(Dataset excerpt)
__________________________________________________

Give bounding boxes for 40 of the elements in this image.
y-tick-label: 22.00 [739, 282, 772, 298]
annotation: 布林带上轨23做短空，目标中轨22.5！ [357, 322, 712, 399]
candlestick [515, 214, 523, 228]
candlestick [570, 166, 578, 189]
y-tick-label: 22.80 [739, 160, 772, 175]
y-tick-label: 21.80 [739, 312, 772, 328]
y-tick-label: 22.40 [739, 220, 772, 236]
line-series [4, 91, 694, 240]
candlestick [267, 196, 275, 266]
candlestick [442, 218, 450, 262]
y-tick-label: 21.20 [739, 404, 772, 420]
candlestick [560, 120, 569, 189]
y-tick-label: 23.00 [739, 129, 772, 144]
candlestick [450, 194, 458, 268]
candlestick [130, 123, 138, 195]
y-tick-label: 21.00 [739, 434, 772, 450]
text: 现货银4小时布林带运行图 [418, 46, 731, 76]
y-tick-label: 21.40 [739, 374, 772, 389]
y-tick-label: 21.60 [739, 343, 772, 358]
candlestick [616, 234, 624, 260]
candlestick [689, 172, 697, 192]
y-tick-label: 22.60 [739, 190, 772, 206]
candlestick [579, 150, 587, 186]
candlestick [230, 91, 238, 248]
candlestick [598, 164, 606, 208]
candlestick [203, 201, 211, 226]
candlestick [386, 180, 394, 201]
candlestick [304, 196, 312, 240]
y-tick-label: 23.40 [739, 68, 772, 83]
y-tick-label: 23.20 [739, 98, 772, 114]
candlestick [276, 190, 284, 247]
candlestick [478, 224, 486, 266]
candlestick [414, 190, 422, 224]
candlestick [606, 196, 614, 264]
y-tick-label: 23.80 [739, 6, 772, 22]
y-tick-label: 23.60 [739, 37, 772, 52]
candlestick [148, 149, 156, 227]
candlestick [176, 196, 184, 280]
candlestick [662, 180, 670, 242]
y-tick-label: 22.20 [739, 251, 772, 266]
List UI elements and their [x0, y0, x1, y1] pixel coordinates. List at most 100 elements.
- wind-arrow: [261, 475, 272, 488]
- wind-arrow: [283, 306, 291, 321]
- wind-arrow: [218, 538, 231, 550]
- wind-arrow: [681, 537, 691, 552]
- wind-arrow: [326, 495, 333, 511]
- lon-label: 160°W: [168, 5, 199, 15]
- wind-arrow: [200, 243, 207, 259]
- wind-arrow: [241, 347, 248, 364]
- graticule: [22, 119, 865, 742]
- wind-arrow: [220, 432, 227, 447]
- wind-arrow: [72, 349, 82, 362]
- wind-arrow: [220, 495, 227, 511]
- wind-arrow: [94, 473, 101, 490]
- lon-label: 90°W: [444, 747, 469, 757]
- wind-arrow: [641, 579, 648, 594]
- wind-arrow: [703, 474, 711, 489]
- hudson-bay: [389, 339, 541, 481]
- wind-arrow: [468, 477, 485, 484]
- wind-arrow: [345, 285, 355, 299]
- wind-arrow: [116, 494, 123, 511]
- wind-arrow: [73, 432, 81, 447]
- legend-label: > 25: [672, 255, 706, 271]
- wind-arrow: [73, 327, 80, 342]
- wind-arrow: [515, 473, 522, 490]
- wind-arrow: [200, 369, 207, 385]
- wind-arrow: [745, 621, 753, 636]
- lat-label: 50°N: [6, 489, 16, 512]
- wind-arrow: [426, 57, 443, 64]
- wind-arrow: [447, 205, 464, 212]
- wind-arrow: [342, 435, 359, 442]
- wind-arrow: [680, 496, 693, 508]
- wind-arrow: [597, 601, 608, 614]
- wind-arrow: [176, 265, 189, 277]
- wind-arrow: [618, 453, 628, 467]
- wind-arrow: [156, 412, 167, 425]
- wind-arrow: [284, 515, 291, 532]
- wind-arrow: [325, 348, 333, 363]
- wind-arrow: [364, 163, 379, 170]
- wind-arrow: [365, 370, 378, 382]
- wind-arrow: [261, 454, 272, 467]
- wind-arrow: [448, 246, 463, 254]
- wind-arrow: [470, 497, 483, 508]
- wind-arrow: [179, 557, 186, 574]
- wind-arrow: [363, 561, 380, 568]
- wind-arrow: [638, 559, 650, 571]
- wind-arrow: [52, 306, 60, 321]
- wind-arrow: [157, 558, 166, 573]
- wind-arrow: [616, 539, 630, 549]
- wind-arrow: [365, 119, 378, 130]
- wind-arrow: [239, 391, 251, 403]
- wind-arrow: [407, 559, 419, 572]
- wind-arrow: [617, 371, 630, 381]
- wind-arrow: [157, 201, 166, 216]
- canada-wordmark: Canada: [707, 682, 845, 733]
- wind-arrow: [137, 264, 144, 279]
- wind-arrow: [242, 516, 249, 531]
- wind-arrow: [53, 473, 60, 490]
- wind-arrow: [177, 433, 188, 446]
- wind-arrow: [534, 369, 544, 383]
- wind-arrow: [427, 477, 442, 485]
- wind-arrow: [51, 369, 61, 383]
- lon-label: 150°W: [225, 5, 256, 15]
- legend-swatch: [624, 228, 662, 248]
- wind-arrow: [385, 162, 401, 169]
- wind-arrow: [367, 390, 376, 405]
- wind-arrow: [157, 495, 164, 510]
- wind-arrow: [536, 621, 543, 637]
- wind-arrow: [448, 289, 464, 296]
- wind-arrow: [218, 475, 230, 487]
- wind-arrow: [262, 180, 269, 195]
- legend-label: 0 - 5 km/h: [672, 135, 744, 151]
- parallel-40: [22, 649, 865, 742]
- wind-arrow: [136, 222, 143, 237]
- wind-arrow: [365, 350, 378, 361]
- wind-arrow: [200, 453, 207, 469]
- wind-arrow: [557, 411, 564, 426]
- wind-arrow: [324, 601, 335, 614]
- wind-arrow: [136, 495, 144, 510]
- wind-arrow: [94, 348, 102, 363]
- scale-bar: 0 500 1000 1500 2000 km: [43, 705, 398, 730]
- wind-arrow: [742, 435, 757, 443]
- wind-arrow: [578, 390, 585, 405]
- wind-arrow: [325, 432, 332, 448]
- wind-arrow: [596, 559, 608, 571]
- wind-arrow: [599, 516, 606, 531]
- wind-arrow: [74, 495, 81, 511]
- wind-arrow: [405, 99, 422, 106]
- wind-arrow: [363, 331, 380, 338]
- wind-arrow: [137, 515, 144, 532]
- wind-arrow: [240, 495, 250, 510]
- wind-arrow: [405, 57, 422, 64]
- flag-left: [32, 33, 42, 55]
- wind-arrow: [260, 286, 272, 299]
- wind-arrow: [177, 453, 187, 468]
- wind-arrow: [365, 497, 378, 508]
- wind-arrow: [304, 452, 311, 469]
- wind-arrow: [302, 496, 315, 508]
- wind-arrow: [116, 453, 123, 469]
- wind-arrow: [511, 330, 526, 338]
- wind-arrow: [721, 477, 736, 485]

__________________________________________________

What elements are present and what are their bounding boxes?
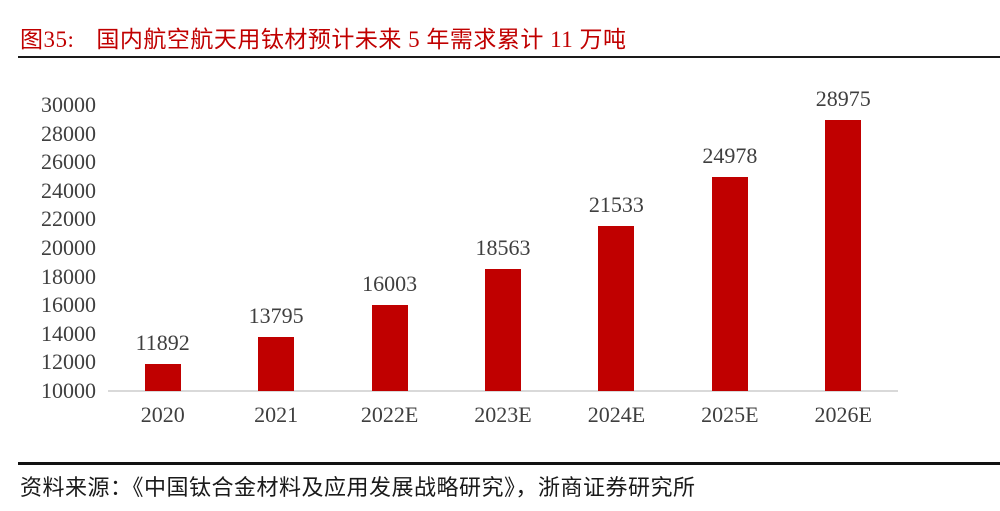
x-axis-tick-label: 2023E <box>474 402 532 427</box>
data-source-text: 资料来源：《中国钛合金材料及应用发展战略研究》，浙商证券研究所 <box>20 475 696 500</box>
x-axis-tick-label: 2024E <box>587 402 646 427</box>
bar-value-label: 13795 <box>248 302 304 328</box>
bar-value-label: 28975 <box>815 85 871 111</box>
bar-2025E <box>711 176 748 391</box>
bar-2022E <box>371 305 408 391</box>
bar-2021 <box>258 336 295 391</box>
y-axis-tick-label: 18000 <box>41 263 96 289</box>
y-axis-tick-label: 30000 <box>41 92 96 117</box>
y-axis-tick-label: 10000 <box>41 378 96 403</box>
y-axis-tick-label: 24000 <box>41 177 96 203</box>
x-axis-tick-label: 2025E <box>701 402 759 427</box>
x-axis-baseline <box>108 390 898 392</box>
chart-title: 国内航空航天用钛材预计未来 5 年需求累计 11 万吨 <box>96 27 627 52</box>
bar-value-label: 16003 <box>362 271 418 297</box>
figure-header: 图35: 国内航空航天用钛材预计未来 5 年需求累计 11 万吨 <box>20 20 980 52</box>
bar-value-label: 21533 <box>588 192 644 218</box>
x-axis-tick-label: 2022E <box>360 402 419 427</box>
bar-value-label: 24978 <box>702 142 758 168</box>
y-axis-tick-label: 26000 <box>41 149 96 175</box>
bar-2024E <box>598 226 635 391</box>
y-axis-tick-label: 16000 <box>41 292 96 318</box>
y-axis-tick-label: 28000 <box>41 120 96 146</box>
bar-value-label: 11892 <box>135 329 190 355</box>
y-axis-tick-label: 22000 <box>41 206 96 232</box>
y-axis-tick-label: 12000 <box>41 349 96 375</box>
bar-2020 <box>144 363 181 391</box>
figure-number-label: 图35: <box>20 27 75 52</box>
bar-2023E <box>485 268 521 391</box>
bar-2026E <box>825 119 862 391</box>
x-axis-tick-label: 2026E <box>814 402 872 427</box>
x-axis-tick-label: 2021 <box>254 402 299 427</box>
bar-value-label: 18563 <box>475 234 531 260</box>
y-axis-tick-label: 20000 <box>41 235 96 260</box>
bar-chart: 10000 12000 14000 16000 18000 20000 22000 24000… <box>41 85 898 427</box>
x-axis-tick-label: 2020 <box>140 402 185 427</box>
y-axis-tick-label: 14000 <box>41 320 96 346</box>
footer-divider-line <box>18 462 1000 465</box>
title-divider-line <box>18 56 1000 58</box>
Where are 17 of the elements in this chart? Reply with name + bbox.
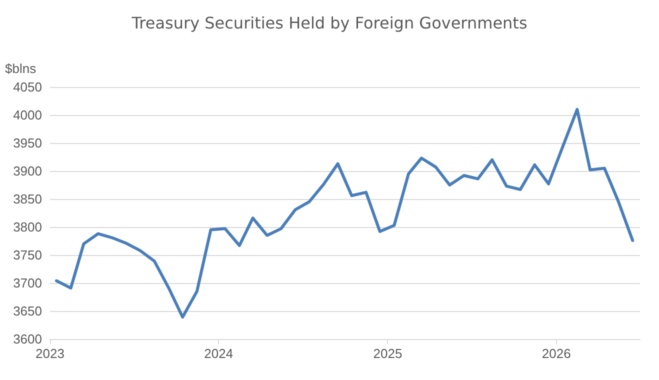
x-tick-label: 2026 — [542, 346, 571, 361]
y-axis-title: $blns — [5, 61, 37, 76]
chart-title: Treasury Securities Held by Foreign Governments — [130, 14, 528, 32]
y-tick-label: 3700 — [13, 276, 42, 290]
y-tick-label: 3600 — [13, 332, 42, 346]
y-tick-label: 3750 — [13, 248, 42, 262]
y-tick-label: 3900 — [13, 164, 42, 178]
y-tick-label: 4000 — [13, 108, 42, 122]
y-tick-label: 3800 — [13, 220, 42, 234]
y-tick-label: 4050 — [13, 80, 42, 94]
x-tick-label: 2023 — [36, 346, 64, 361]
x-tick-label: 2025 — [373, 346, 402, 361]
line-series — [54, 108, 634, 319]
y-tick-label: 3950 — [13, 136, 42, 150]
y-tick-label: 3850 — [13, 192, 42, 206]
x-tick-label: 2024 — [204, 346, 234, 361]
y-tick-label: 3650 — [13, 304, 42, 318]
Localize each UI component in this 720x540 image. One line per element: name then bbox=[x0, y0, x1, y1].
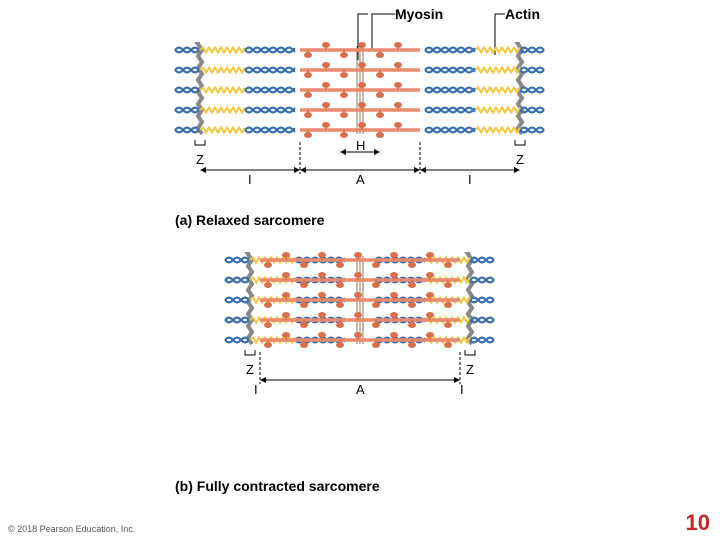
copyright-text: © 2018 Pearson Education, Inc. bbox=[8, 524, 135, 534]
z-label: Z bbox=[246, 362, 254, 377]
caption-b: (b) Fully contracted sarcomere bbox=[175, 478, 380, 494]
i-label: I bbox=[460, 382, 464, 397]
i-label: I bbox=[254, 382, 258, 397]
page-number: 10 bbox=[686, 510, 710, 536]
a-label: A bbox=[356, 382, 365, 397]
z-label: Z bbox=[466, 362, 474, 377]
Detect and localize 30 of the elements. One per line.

__________________________________________________

**Description of the task**
Copy out the lines of the dataset excerpt from the line containing "Give bounding boxes" up to and including the line containing "- wind-arrow: [241, 347, 248, 364]".

**Output of the task**
Give bounding boxes for 40 of the elements in this image.
y-tick-label: 22.00 [739, 282, 772, 298]
annotation: 布林带上轨23做短空，目标中轨22.5！ [357, 322, 712, 399]
candlestick [515, 214, 523, 228]
candlestick [570, 166, 578, 189]
y-tick-label: 22.80 [739, 160, 772, 175]
y-tick-label: 21.80 [739, 312, 772, 328]
y-tick-label: 22.40 [739, 220, 772, 236]
line-series [4, 91, 694, 240]
candlestick [267, 196, 275, 266]
candlestick [442, 218, 450, 262]
y-tick-label: 21.20 [739, 404, 772, 420]
candlestick [560, 120, 569, 189]
y-tick-label: 23.00 [739, 129, 772, 144]
candlestick [450, 194, 458, 268]
candlestick [130, 123, 138, 195]
y-tick-label: 21.00 [739, 434, 772, 450]
text: 现货银4小时布林带运行图 [418, 46, 731, 76]
y-tick-label: 21.40 [739, 374, 772, 389]
y-tick-label: 21.60 [739, 343, 772, 358]
candlestick [616, 234, 624, 260]
candlestick [689, 172, 697, 192]
y-tick-label: 22.60 [739, 190, 772, 206]
candlestick [579, 150, 587, 186]
candlestick [230, 91, 238, 248]
candlestick [598, 164, 606, 208]
candlestick [203, 201, 211, 226]
candlestick [386, 180, 394, 201]
candlestick [304, 196, 312, 240]
y-tick-label: 23.40 [739, 68, 772, 83]
y-tick-label: 23.20 [739, 98, 772, 114]
candlestick [276, 190, 284, 247]
candlestick [478, 224, 486, 266]
candlestick [414, 190, 422, 224]
candlestick [606, 196, 614, 264]
y-tick-label: 23.80 [739, 6, 772, 22]
y-tick-label: 23.60 [739, 37, 772, 52]
candlestick [148, 149, 156, 227]
candlestick [176, 196, 184, 280]
candlestick [662, 180, 670, 242]
y-tick-label: 22.20 [739, 251, 772, 266]
List UI elements and their [x0, y0, x1, y1] pixel coordinates. List at most 100 elements.
- wind-arrow: [261, 475, 272, 488]
- wind-arrow: [283, 306, 291, 321]
- wind-arrow: [218, 538, 231, 550]
- wind-arrow: [681, 537, 691, 552]
- wind-arrow: [326, 495, 333, 511]
- lon-label: 160°W: [168, 5, 199, 15]
- wind-arrow: [200, 243, 207, 259]
- wind-arrow: [241, 347, 248, 364]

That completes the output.